--- Begin Supplied entries ---

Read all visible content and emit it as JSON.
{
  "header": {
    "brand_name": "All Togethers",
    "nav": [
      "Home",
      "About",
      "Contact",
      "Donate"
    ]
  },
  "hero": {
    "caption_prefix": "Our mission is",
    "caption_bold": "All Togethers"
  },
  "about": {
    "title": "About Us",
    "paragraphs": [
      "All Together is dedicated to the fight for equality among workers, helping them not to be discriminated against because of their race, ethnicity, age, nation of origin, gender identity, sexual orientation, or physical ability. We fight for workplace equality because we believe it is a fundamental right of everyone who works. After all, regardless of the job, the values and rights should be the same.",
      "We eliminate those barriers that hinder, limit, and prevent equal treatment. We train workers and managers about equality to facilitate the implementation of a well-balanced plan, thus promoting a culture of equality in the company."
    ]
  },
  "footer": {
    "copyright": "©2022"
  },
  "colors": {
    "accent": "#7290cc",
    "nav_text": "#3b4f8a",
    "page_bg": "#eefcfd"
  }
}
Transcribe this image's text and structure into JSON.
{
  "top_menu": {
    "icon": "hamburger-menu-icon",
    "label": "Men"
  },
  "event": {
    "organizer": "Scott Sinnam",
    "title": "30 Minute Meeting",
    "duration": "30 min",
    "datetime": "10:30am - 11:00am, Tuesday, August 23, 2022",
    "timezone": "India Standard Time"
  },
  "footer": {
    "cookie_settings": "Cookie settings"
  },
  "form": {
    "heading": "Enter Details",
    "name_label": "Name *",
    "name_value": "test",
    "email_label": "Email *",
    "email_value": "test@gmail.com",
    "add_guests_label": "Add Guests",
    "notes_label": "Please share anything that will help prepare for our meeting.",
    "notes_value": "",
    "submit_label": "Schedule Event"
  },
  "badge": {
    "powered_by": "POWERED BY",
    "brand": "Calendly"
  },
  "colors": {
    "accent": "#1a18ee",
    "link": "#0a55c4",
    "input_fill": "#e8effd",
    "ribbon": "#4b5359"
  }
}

--- End Supplied entries ---
--- Begin Supplied entries ---

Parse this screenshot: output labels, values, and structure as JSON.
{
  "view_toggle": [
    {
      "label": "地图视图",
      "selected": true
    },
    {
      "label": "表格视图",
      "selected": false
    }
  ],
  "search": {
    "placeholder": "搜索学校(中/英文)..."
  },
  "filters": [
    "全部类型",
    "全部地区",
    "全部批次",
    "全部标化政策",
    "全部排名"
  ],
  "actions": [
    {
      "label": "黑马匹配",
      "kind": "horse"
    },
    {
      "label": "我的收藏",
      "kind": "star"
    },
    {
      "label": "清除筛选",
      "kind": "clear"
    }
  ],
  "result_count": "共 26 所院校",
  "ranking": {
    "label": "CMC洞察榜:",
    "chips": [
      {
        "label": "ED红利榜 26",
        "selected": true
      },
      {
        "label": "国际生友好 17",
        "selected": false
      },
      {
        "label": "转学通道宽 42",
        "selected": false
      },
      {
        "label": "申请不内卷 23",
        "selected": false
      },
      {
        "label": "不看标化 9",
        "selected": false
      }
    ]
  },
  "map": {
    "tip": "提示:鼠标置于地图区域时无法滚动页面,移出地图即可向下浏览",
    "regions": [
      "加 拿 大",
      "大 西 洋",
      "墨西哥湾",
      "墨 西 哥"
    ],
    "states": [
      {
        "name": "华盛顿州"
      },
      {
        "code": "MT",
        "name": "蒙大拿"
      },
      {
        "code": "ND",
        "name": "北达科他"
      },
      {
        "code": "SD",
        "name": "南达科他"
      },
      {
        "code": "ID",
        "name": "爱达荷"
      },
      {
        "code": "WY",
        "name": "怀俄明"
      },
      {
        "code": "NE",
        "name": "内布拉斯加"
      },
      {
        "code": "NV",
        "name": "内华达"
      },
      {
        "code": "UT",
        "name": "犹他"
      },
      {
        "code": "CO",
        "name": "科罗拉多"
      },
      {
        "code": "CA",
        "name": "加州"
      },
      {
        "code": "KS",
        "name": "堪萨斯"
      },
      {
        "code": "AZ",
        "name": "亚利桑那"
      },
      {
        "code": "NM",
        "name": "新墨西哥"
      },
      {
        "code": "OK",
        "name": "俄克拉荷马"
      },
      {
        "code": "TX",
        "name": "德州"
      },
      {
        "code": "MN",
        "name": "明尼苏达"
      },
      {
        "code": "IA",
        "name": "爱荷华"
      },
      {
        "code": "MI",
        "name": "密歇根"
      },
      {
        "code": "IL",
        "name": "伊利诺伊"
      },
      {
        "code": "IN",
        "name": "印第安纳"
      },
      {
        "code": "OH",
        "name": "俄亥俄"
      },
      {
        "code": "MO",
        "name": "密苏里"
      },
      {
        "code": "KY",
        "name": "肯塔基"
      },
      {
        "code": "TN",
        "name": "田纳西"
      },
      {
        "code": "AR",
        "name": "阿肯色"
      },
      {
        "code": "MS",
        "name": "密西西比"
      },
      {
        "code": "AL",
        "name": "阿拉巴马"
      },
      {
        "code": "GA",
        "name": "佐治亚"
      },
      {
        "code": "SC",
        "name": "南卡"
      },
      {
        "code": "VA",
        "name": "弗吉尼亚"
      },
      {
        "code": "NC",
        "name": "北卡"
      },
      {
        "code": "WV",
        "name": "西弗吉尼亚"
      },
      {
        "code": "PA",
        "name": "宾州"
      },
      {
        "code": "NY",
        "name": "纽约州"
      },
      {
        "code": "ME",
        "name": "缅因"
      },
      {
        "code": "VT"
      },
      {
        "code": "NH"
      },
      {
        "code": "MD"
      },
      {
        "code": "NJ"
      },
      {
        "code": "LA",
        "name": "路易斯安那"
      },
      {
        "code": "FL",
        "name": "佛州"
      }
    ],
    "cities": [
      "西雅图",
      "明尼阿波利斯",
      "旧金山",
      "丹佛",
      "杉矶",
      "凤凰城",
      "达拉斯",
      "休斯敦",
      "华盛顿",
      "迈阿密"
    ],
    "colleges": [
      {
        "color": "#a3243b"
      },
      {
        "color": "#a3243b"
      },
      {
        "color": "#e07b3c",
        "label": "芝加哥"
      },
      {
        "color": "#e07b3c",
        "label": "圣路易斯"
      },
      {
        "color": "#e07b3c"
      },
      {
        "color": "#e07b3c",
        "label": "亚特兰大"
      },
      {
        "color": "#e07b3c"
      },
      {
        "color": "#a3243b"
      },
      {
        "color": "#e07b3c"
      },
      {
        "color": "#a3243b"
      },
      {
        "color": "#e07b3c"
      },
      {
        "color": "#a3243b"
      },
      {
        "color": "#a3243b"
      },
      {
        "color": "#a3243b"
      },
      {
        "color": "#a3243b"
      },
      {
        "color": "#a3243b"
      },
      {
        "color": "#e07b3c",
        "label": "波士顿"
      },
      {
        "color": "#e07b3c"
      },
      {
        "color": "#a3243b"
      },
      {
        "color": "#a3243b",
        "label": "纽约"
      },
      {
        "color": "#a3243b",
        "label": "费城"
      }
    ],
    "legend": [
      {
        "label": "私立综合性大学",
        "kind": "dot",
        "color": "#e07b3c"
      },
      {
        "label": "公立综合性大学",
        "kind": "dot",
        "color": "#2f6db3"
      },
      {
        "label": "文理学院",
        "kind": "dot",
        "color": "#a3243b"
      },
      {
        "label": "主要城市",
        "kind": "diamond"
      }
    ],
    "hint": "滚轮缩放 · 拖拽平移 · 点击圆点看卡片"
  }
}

--- End Supplied entries ---
--- Begin Supplied entries ---

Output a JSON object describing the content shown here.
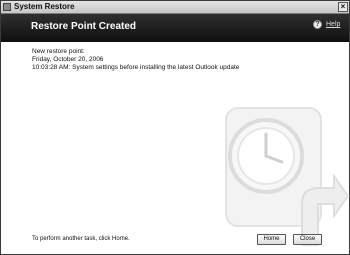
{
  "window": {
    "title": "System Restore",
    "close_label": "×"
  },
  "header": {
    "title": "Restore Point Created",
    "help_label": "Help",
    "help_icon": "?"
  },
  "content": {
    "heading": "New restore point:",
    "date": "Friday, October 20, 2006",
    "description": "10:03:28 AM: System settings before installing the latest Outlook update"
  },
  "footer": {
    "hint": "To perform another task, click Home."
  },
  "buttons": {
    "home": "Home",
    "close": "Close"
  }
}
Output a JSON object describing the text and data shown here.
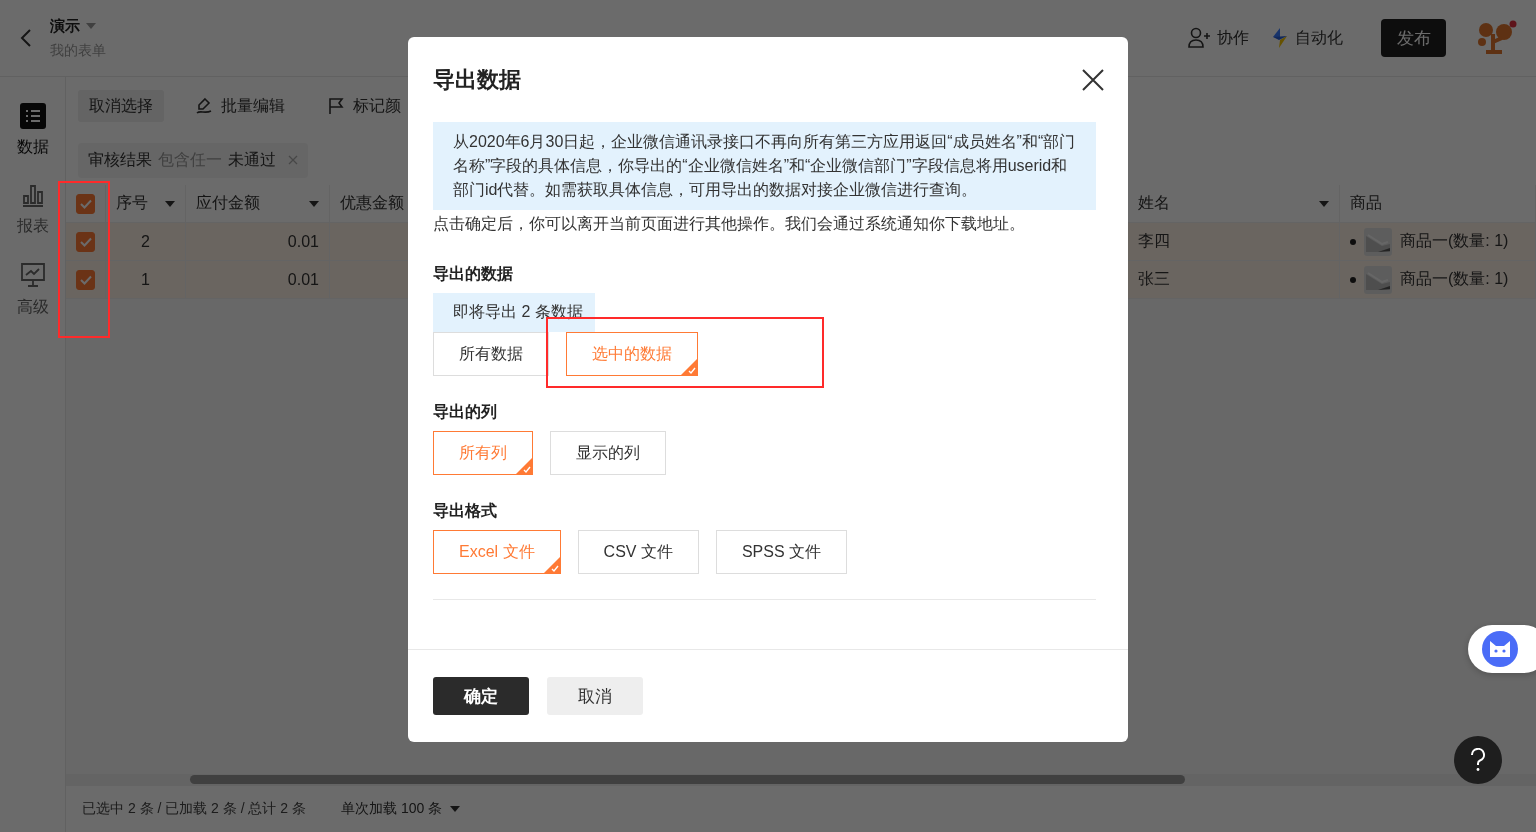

--- End Supplied entries ---

Looking above, find the stretch of lines that opens with the one holding "Output a JSON object describing the content" and closes with the one holding "Output a JSON object describing the text". Copy it exactly, pictures excluded.

Output a JSON object describing the content shown here.
{
  "window": {
    "title": "System Restore",
    "close_label": "×"
  },
  "header": {
    "title": "Restore Point Created",
    "help_label": "Help",
    "help_icon": "?"
  },
  "content": {
    "heading": "New restore point:",
    "date": "Friday, October 20, 2006",
    "description": "10:03:28 AM: System settings before installing the latest Outlook update"
  },
  "footer": {
    "hint": "To perform another task, click Home."
  },
  "buttons": {
    "home": "Home",
    "close": "Close"
  }
}
Output a JSON object describing the text and data shown here.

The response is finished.